▶ **Arbeitsauftrag 1**:
Beantworten Sie anhand des Textes über das Veto in der EU die folgenden Fragen:
(a) Welche beiden Länder drohten bei der Verabschiedung des EU-Wiederaufbaufonds mit einem Veto?
(b) In welchem Bereich möchte die Bundesregierung den Gebrauch des Vetos einschränken?
(c) Welche Länder haben laut dem Text früher ebenfalls Sanktionen gegen Russland blockiert?
▶ **Arbeitsauftrag 2**: Erklären Sie mit der Begründung aus dem Text über das Veto in der EU, warum Ungarn nach einer Abschaffung der Einstimmigkeit „fein raus“ wäre.

Allerdings kann auch das nach hinten losgehen. Das zeigte sich vor zwei Jahren, als der EU-Wiederaufbaufonds nach der Pandemie abgesegnet wurde und Polen und Ungarn mit einem Veto drohten, um zu verhindern, dass die Mittelfreigabe an rechtsstaatliche Bedingungen geknüpft wurde. Schnell fanden die Juristen in der EU-Kommission eine ganze Reihe von Auswegen, mit denen sie ein solches Veto umgehen konnten. Ungarn und Polen standen vor der Wahl, sich die Ohren abzufrieren oder zuzustimmen. Man weiß, wie es ausging, die Ministerpräsidenten Morawiecki und Orbán haben ihre Ohren noch.

Doch was, wenn das ein Land getan hätte, das in den Fonds mehr einzahlt als es herausbekommt, Deutschland oder die Niederlande zum Beispiel? Dann wären Orbán und Morawiecki jetzt beim Ohrenarzt und Olaf Scholz oder Mark Rutte hätten mehr Geld an Haushalte mit hohen Energierechnungen zu verteilen. Daraus ersieht man: Das Veto ist nur in der Hand der großen, finanzstarken Mitgliedsländer eine scharfe Waffe, und auch nur dann, wenn sie etwas verhindern wollen. Verwenden es Nettoempfänger, ist es ein eher stumpfes Schwert. Womit wir vor der einigermaßen überraschenden Erkenntnis stehen, dass Olaf Scholz womöglich etwas abschaffen möchte, was ihm nützen könnte, und Mateusz Morawiecki etwas beibehalten will, was ihm gar keine Vorteile bringt.

Wer mitmacht, darf auch mitbestimmen

Dieser Eindruck verstärkt sich noch, wenn man sich ansieht, wo genau die Bundesregierung den Gebrauch des Veto-Schwerts einschränken möchte: in der gemeinsamen Außenpolitik der EU. Dort gilt bisher weitgehend noch das Einstimmigkeitsprinzip, zum Beispiel bei Sanktionen. Deshalb kann beispielsweise Ungarn Sanktionen gegen Russland blockieren, wie das früher auch Zypern, Griechenland und Italien getan haben. Würde man die Einstimmigkeit abschaffen, könnte man Ungarn zwar überstimmen, aber es weder daran hindern, weiterhin russische Rohstoffe zu kaufen, noch, sie zu höheren Preisen an andere EU-Länder weiterzugeben. Ganz wie bei dem Beispiel mit den tschechischen Kraftwerken: Es wäre dann gewissermaßen die EU, die sich die Ohren abfrieren würde, und Ungarn wäre fein raus.

Wenn es wirklich hart auf hart geht, kann die EU sogar Truppen entsenden. Nicht nach Ungarn, sondern in die Krisengebiete dieser Welt, nach Mali, in die Demokratische Republik Kongo oder ins frühere Jugoslawien – mit Zustimmung der dortigen Regierung oder einem UN-Mandat. Dazu braucht es dann auch Einstimmigkeit, aber wenn die nicht zustande kommt, können die Länder, die unbedingt ihre Soldaten dahin schicken wollen, das auf eigene Faust tun, entweder als kleine Koalition in der EU oder außerhalb, im Rahmen von NATO oder UN.

[Gespeicherte Einträge]
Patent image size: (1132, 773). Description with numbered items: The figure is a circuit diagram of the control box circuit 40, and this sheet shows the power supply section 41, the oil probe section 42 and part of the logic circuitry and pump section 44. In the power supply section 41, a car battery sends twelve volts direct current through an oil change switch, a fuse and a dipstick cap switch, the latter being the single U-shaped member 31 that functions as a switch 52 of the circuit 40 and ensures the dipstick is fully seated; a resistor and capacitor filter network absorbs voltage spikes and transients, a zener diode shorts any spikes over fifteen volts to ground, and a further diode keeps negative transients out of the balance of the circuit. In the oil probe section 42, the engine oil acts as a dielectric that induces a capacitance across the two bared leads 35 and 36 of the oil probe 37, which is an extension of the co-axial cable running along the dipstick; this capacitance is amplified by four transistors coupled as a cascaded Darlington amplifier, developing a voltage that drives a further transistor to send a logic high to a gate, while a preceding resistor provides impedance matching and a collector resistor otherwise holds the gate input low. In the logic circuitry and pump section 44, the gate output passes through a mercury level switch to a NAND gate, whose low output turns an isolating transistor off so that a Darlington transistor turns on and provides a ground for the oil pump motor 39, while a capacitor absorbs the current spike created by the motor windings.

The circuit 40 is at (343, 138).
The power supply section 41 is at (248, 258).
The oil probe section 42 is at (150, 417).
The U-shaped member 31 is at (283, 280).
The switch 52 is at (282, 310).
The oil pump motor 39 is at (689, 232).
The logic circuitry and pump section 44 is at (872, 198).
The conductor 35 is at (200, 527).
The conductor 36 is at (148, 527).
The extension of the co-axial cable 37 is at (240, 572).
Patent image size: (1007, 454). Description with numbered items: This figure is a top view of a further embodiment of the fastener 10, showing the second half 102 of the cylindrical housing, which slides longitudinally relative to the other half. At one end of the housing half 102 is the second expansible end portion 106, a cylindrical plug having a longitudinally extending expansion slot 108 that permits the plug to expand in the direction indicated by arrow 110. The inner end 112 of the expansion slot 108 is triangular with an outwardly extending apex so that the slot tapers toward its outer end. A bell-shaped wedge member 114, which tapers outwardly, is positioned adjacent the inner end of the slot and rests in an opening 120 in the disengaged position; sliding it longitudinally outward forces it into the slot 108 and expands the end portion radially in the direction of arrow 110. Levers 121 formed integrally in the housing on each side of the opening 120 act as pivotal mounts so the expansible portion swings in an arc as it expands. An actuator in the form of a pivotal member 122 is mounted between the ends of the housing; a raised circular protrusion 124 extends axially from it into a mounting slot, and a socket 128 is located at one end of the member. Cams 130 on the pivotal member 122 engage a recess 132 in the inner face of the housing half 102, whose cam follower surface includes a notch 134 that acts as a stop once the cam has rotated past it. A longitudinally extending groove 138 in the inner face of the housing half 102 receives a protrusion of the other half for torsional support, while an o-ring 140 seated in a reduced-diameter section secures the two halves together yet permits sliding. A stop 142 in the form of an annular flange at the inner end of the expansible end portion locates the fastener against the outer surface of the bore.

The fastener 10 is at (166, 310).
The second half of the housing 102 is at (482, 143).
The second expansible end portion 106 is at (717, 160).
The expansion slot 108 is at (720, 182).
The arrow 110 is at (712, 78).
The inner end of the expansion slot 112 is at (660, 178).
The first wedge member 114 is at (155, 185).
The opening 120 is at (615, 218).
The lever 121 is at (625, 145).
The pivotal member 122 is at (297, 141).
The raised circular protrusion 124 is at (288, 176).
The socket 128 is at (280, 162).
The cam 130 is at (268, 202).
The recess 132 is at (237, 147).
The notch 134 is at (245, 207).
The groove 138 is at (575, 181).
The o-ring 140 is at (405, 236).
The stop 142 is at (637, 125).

▶ **Lösung 1**:
(a) Polen und Ungarn.
(b) In der gemeinsamen Außenpolitik der EU.
(c) Zypern, Griechenland und Italien.

▶ **Lösung 2**: Ungarn könnte zwar überstimmt werden, doch man könnte es nicht daran hindern, weiterhin russische Rohstoffe zu kaufen. Ebenso wenig könnte man verhindern, dass es diese Rohstoffe zu höheren Preisen an andere EU-Länder weitergibt.